[Provided data]
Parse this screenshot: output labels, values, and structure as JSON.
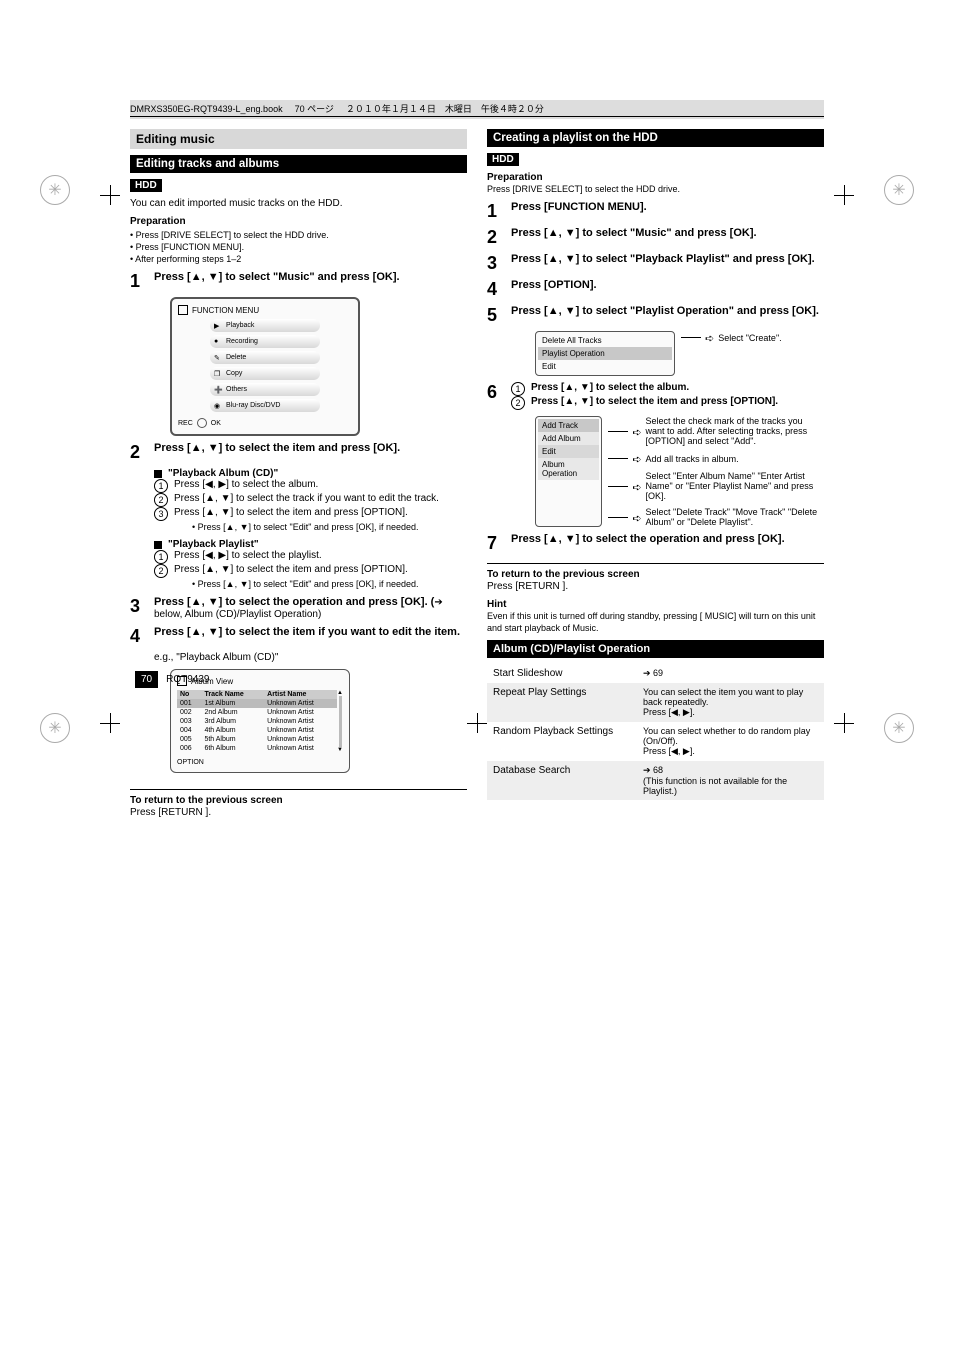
{
  "banner": {
    "file": "DMRXS350EG-RQT9439-L_eng.book",
    "page_jp": "70 ページ",
    "date_jp": "２０１０年１月１４日　木曜日　午後４時２０分"
  },
  "chapter": "Editing music",
  "left": {
    "section_title": "Editing tracks and albums",
    "badge": "HDD",
    "intro": "You can edit imported music tracks on the HDD.",
    "preparation_h": "Preparation",
    "prep_items": [
      "Press [DRIVE SELECT] to select the HDD drive.",
      "Press [FUNCTION MENU].",
      "After performing steps 1–2"
    ],
    "step1": {
      "label": "1",
      "text_a": "Press [",
      "text_b": "] to select \"Music\" and press [OK]."
    },
    "screen1": {
      "title": "FUNCTION MENU",
      "items": [
        "Playback",
        "Recording",
        "Delete",
        "Copy",
        "Others",
        "Blu-ray Disc/DVD"
      ],
      "footer_ok": "OK",
      "rec_label": "REC"
    },
    "step2": {
      "label": "2",
      "text_a": "Press [",
      "text_b": "] to select the item and press [OK]."
    },
    "block_album": {
      "title": "\"Playback Album (CD)\"",
      "sub1": {
        "n": "1",
        "text_a": "Press [",
        "text_b": "] to select the album."
      },
      "sub2": {
        "n": "2",
        "text_a": "Press [",
        "text_b": "] to select the track if you want to edit the track."
      },
      "sub3": {
        "n": "3",
        "text_a": "Press [",
        "text_b": "] to select the item and press [OPTION]."
      },
      "note": "Press [",
      "note2": "] to select \"Edit\" and press [OK], if needed."
    },
    "block_playlist": {
      "title": "\"Playback Playlist\"",
      "sub1": {
        "n": "1",
        "text_a": "Press [",
        "text_b": "] to select the playlist."
      },
      "sub2": {
        "n": "2",
        "text_a": "Press [",
        "text_b": "] to select the item and press [OPTION]."
      },
      "note": "Press [",
      "note2": "] to select \"Edit\" and press [OK], if needed."
    },
    "step3": {
      "label": "3",
      "text_a": "Press [",
      "text_b": "] to select the operation and press [OK]. (",
      "ref": "➔ below, Album (CD)/Playlist Operation)"
    },
    "step4": {
      "label": "4",
      "text_a": "Press [",
      "text_b": "] to select the item if you want to edit the item."
    },
    "eg": "e.g., \"Playback Album (CD)\"",
    "screen2": {
      "title": "Album View",
      "headers": [
        "No",
        "Track Name",
        "Artist Name"
      ],
      "rows": [
        [
          "001",
          "1st Album",
          "Unknown Artist"
        ],
        [
          "002",
          "2nd Album",
          "Unknown Artist"
        ],
        [
          "003",
          "3rd Album",
          "Unknown Artist"
        ],
        [
          "004",
          "4th Album",
          "Unknown Artist"
        ],
        [
          "005",
          "5th Album",
          "Unknown Artist"
        ],
        [
          "006",
          "6th Album",
          "Unknown Artist"
        ]
      ],
      "footer": "OPTION"
    },
    "return_h": "To return to the previous screen",
    "return_t": "Press [RETURN   ]."
  },
  "right": {
    "section_title": "Creating a playlist on the HDD",
    "badge": "HDD",
    "prep_t1": "Preparation",
    "prep_t2": "Press [DRIVE SELECT] to select the HDD drive.",
    "step1": {
      "label": "1",
      "text": "Press [FUNCTION MENU]."
    },
    "step2": {
      "label": "2",
      "text_a": "Press [",
      "text_b": "] to select \"Music\" and press [OK]."
    },
    "step3": {
      "label": "3",
      "text_a": "Press [",
      "text_b": "] to select \"Playback Playlist\" and press [OK]."
    },
    "step4": {
      "label": "4",
      "text": "Press [OPTION]."
    },
    "step5": {
      "label": "5",
      "text_a": "Press [",
      "text_b": "] to select \"Playlist Operation\" and press [OK]."
    },
    "screen_r1": {
      "items": [
        "Delete All Tracks",
        "Playlist Operation",
        "Edit"
      ],
      "sel": 1,
      "anno": "Select \"Create\"."
    },
    "step6": {
      "label": "6",
      "sub1_n": "1",
      "sub1_a": "Press [",
      "sub1_b": "] to select the album.",
      "sub2_n": "2",
      "sub2_a": "Press [",
      "sub2_b": "] to select the item and press [OPTION]."
    },
    "screen_r2": {
      "items": [
        "Add Track",
        "Add Album",
        "Edit",
        "Album Operation"
      ],
      "annos": [
        "Select the check mark of the tracks you want to add. After selecting tracks, press [OPTION] and select \"Add\".",
        "Add all tracks in album.",
        "Select \"Enter Album Name\" \"Enter Artist Name\" or \"Enter Playlist Name\" and press [OK].",
        "Select \"Delete Track\" \"Move Track\" \"Delete Album\" or \"Delete Playlist\"."
      ]
    },
    "step7": {
      "label": "7",
      "text_a": "Press [",
      "text_b": "] to select the operation and press [OK]."
    },
    "return_h": "To return to the previous screen",
    "return_t": "Press [RETURN   ].",
    "hint_h": "Hint",
    "hint_t": "Even if this unit is turned off during standby, pressing [   MUSIC] will turn on this unit and start playback of Music.",
    "opt_header": "Album (CD)/Playlist Operation",
    "opt_rows": [
      {
        "l": "Start Slideshow",
        "r": "➔ 69"
      },
      {
        "l": "Repeat Play Settings",
        "r_a": "You can select the item you want to play back repeatedly.",
        "r_b": "Press [◀, ▶]."
      },
      {
        "l": "Random Playback Settings",
        "r_a": "You can select whether to do random play (On/Off).",
        "r_b": "Press [◀, ▶]."
      },
      {
        "l": "Database Search",
        "r_a": "➔ 68",
        "r_b": "(This function is not available for the Playlist.)"
      }
    ]
  },
  "footer": {
    "pg": "70",
    "code": "RQT9439"
  }
}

[Stated exercise] Copy each line of the entries that includes the word "OPTION".

[Exercise result]
        "text_b": "] to select the item and press [OPTION]."
        "text_b": "] to select the item and press [OPTION]."
      "footer": "OPTION"
      "text": "Press [OPTION]."
      "sub2_b": "] to select the item and press [OPTION]."
        "Select the check mark of the tracks you want to add. After selecting tracks, press [OPTION] and select \"Add\".",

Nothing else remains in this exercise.